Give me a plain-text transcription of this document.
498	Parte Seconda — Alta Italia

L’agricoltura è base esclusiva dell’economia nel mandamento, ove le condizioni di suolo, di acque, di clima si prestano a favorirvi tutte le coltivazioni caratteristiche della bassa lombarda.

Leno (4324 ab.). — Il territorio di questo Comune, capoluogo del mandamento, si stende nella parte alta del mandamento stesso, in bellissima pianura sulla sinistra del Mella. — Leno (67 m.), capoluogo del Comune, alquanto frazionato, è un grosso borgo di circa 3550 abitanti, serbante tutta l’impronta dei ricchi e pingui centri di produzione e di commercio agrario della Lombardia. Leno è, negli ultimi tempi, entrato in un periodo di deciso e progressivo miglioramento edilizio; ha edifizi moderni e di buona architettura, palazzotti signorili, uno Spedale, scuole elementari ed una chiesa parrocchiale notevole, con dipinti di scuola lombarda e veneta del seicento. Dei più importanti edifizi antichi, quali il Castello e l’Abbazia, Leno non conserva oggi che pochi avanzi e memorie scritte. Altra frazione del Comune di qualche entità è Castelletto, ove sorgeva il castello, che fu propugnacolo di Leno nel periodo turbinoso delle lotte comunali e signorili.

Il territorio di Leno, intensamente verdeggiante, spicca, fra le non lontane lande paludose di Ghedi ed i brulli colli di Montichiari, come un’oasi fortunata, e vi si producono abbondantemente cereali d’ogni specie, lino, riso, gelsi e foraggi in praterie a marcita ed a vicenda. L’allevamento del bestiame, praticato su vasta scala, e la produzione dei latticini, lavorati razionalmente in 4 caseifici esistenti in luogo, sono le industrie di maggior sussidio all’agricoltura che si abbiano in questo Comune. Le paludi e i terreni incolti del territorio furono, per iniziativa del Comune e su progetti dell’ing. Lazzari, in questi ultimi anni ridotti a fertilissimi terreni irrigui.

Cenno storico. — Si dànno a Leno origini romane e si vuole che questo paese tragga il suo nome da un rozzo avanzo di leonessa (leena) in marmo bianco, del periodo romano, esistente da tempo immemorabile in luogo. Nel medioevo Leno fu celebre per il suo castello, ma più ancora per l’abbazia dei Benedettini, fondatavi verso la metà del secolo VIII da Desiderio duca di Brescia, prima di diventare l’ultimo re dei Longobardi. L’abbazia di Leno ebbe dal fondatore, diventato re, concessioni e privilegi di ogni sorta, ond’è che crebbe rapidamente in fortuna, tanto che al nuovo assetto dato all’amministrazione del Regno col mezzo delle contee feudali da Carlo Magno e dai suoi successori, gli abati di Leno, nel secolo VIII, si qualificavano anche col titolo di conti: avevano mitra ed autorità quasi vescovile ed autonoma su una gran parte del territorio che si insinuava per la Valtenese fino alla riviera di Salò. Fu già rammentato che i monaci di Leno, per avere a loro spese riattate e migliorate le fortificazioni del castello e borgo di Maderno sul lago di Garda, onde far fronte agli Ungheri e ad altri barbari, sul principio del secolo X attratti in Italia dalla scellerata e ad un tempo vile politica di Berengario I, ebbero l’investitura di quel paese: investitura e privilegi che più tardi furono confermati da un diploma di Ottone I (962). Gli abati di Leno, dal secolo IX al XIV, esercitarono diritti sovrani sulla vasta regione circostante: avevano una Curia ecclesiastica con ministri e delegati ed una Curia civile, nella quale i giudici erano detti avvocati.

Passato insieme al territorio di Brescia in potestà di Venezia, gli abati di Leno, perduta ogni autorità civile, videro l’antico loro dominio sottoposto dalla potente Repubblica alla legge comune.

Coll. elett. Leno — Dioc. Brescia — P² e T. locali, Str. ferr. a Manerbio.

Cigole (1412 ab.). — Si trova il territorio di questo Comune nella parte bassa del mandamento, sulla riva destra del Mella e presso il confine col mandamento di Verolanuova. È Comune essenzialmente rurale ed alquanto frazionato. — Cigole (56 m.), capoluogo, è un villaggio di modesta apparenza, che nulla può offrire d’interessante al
_ _ _ _ _
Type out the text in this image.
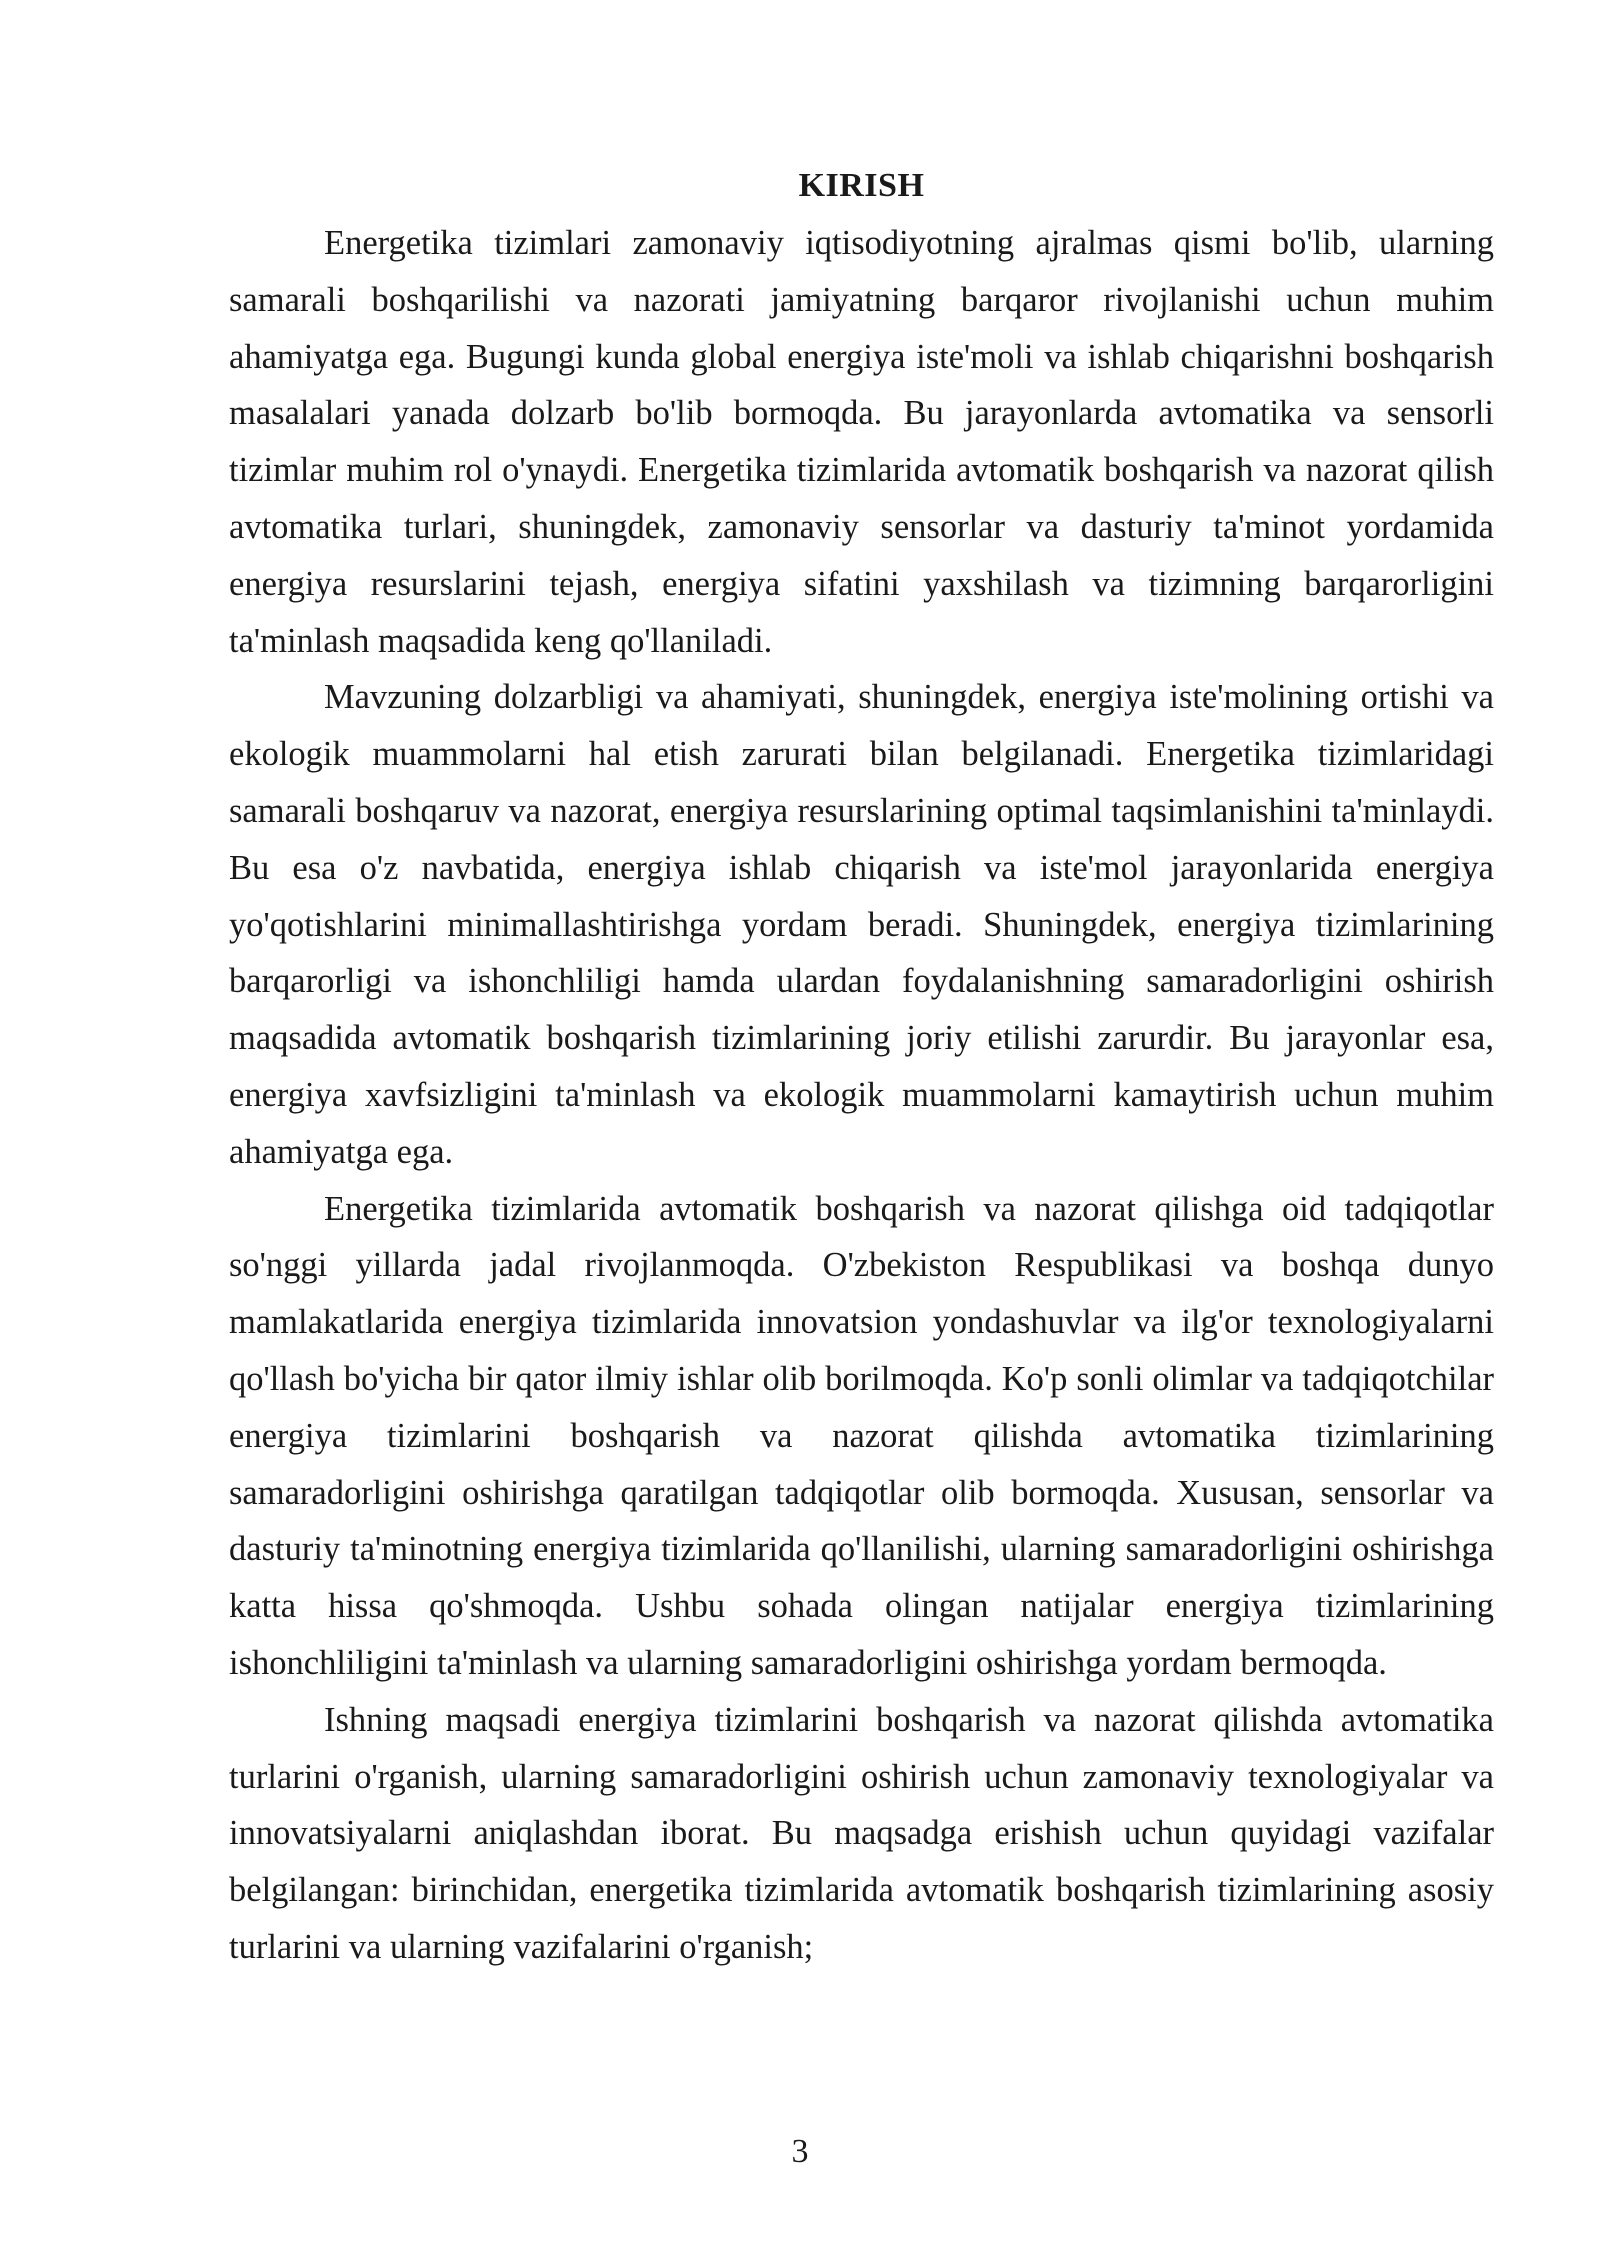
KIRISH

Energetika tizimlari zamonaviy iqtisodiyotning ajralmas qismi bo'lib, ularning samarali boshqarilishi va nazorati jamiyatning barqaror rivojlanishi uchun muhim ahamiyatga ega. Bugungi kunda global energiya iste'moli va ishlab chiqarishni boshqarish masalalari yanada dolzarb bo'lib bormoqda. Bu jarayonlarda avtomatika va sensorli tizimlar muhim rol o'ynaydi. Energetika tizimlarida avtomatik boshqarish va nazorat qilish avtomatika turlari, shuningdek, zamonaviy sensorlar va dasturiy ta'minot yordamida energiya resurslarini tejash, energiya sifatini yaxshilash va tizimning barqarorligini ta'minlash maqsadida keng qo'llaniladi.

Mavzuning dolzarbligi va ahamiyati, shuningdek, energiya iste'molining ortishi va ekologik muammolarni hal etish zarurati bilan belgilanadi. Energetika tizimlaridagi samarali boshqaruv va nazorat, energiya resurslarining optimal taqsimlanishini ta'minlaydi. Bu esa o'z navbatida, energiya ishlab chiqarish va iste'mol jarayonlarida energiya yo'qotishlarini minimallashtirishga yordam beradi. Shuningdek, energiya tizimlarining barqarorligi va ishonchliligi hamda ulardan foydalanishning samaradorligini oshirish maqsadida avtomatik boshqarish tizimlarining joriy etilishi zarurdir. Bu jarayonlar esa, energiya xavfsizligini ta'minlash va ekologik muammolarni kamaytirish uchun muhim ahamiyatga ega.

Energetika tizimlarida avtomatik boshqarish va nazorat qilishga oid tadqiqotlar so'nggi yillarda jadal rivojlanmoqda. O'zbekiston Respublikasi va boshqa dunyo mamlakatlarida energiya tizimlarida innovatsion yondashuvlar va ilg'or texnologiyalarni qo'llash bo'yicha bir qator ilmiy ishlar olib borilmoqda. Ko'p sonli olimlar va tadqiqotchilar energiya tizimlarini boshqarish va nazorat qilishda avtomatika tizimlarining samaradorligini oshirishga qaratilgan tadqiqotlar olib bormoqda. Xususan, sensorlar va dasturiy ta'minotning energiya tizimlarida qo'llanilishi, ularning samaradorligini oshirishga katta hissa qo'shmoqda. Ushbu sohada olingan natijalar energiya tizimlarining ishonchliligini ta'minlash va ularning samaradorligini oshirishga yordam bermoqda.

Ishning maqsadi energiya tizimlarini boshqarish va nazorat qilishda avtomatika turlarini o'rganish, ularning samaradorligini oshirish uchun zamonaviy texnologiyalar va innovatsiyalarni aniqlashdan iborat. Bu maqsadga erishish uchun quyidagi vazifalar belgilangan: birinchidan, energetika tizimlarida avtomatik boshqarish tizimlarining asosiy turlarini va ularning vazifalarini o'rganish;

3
_ _ _ _ _
**SET PROBLEM:**
Copy out every line of the material above that mentions the word "this".

**RESULT:**
Give me a plain-text transcription of this document.
Type out the text in this image.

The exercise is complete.